What is being asked: Locate each line of the material that contains "現在利用している制度", then return it.

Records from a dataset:

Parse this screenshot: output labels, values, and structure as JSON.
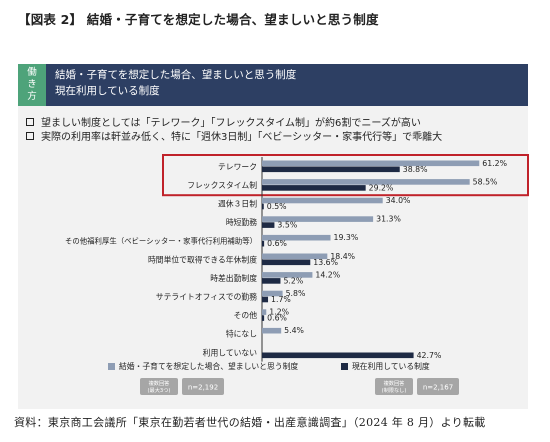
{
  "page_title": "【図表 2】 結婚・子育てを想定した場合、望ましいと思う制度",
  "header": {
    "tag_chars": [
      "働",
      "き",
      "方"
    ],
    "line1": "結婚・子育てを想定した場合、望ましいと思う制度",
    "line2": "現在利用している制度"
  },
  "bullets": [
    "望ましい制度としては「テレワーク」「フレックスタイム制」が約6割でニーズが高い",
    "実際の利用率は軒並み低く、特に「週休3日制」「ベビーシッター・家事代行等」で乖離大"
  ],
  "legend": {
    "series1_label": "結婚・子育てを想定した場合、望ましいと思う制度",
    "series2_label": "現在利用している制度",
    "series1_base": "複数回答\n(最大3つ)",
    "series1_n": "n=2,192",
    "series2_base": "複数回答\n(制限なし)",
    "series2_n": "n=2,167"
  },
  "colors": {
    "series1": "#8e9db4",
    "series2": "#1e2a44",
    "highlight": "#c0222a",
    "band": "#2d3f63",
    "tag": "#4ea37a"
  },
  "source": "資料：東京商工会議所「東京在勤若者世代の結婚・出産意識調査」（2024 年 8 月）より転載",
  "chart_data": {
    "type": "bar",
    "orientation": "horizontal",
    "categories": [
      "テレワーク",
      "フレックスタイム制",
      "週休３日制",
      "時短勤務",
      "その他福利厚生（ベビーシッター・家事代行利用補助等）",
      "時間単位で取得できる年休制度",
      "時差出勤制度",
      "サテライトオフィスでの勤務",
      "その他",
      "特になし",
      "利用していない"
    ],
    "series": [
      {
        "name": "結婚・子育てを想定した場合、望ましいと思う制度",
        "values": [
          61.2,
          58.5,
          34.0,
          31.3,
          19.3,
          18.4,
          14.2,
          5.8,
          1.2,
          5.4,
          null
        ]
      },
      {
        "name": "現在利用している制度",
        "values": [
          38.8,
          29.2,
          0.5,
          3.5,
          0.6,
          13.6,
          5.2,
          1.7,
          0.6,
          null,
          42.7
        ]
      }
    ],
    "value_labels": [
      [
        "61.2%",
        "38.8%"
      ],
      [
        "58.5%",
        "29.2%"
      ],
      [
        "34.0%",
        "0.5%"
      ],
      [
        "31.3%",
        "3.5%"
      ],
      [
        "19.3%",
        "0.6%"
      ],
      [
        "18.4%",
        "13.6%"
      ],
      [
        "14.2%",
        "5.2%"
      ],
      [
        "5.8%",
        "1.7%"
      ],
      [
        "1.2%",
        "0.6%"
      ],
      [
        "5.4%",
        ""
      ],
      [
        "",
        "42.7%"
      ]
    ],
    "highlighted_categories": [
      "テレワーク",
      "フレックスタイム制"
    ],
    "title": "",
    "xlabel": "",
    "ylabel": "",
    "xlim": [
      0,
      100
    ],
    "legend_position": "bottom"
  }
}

==

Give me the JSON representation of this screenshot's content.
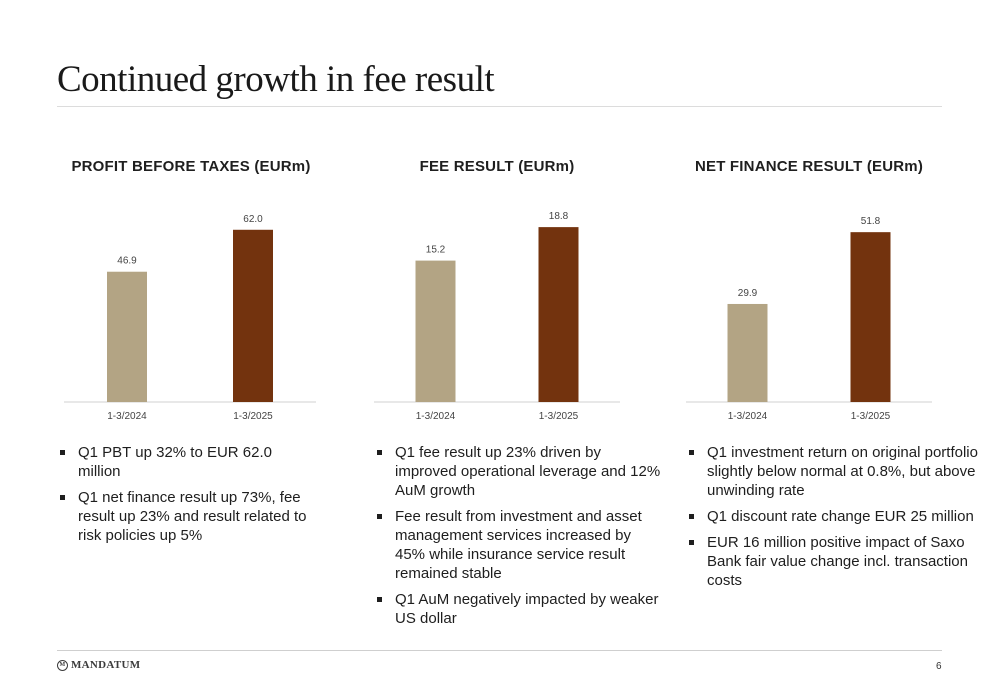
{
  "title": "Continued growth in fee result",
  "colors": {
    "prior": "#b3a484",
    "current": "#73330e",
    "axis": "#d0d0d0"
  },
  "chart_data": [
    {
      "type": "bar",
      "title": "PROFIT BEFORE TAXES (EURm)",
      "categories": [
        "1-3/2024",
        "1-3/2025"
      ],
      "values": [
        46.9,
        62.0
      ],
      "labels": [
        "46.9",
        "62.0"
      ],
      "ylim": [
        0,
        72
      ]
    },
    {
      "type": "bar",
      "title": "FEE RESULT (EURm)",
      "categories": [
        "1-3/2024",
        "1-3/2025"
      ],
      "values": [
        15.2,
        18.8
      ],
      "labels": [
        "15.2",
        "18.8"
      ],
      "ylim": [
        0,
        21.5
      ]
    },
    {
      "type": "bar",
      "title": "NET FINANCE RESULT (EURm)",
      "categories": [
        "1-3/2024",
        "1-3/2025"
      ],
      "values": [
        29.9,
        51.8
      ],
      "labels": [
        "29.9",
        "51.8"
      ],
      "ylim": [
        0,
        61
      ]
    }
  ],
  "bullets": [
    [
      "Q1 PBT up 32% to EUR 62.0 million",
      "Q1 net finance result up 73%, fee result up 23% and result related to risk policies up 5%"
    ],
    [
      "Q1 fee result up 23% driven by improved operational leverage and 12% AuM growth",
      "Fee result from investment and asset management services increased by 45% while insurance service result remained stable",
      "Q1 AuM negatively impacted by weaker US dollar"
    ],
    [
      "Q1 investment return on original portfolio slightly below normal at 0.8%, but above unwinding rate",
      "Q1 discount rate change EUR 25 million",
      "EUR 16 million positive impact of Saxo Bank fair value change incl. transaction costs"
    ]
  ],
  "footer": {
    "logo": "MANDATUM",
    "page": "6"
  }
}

...

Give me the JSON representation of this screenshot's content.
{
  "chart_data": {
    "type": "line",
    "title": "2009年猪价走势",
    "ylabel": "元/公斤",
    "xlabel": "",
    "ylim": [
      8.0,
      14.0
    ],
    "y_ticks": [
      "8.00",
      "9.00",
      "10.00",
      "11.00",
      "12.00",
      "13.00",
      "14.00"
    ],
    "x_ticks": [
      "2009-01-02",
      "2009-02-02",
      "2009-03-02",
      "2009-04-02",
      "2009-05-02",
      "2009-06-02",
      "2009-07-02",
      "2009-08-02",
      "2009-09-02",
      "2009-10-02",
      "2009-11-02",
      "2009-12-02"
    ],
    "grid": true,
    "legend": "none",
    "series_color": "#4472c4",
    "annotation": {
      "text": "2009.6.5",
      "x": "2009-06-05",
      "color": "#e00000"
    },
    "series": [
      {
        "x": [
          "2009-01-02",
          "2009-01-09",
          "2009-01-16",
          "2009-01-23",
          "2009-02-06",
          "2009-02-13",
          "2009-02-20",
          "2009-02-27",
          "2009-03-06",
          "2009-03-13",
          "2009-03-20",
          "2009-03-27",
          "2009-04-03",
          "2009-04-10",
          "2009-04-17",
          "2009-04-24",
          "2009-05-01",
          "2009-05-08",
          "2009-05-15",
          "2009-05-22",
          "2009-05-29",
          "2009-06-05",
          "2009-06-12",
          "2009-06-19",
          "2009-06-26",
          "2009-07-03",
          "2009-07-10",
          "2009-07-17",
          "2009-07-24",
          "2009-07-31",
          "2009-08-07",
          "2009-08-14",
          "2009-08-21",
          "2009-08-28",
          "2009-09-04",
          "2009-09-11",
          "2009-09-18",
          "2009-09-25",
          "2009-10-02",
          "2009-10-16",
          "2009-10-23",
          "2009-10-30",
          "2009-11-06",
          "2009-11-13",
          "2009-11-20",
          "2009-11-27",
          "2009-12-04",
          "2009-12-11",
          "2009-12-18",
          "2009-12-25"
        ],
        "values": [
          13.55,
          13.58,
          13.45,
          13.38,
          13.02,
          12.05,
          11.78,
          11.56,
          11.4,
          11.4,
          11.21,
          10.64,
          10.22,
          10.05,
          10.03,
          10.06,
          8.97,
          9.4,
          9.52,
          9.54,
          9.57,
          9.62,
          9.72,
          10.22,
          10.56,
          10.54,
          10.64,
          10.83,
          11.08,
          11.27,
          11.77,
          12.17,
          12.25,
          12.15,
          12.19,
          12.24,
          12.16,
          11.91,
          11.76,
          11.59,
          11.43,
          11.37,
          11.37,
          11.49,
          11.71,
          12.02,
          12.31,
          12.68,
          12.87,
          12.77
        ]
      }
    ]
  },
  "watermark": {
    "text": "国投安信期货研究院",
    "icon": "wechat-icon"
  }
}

Written solution:
    "line2": "現在利用している制度"
    "series2_label": "現在利用している制度",
        "name": "現在利用している制度",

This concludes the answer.